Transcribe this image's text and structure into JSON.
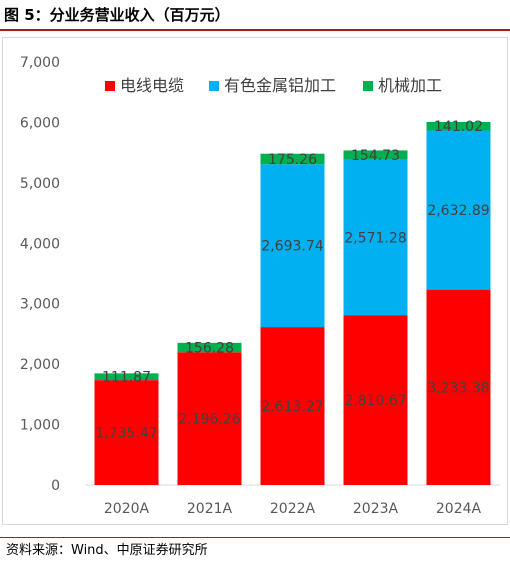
{
  "header": {
    "title": "图 5：分业务营业收入（百万元）"
  },
  "footer": {
    "source": "资料来源：Wind、中原证券研究所"
  },
  "chart_data": {
    "type": "bar",
    "stacked": true,
    "title": "",
    "xlabel": "",
    "ylabel": "",
    "categories": [
      "2020A",
      "2021A",
      "2022A",
      "2023A",
      "2024A"
    ],
    "ylim": [
      0,
      7000
    ],
    "yticks": [
      0,
      1000,
      2000,
      3000,
      4000,
      5000,
      6000,
      7000
    ],
    "ytick_labels": [
      "0",
      "1,000",
      "2,000",
      "3,000",
      "4,000",
      "5,000",
      "6,000",
      "7,000"
    ],
    "grid": false,
    "legend": "top-center",
    "series": [
      {
        "name": "电线电缆",
        "color": "#ff0000",
        "values": [
          1735.47,
          2196.26,
          2613.27,
          2810.67,
          3233.38
        ],
        "labels": [
          "1,735.47",
          "2,196.26",
          "2,613.27",
          "2,810.67",
          "3,233.38"
        ]
      },
      {
        "name": "有色金属铝加工",
        "color": "#00b0f0",
        "values": [
          0,
          0,
          2693.74,
          2571.28,
          2632.89
        ],
        "labels": [
          "",
          "",
          "2,693.74",
          "2,571.28",
          "2,632.89"
        ]
      },
      {
        "name": "机械加工",
        "color": "#00b050",
        "values": [
          111.87,
          156.28,
          175.26,
          154.73,
          141.02
        ],
        "labels": [
          "111.87",
          "156.28",
          "175.26",
          "154.73",
          "141.02"
        ]
      }
    ]
  }
}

+-------+

WORK TO BE COMPLETED: Which lines above contain "color"? Show each of them.

RESPONSE BELOW:
        "color": "#ff0000",
        "color": "#00b0f0",
        "color": "#00b050",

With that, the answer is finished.